** start INFORMATION GIVEN **

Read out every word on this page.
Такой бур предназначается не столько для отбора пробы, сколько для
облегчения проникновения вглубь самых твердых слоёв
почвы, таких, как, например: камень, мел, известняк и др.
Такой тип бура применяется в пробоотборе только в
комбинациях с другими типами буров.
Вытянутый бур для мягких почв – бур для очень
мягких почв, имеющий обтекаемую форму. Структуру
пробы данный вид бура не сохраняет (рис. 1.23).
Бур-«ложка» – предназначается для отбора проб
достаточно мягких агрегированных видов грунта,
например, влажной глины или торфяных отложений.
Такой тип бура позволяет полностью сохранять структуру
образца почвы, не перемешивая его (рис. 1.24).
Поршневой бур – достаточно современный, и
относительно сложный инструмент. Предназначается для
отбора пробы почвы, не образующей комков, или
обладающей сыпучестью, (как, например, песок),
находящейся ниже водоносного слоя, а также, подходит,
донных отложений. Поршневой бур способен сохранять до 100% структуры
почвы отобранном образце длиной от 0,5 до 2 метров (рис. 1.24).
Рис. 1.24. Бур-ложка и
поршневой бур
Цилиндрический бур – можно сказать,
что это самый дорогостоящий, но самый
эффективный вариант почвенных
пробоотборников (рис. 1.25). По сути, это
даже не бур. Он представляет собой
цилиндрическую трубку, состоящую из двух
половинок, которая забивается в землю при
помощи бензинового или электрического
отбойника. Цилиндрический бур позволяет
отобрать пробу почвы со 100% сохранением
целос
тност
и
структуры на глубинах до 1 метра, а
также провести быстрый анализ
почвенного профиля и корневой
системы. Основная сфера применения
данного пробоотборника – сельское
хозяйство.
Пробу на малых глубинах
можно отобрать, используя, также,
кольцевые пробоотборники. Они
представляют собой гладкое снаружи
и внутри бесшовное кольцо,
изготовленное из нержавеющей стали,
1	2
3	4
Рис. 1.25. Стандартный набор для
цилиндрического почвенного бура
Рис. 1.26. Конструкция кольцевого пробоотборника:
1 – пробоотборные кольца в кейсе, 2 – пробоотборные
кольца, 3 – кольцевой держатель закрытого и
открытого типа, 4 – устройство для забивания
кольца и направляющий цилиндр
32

** end INFORMATION GIVEN **

# WHAT IS NEEDED:
Check each line of the records for "достаточно" and copy the ones that contain it.

# RESPONSE TO THE EXERCISE:
достаточно мягких агрегированных видов грунта,
Поршневой бур – достаточно современный, и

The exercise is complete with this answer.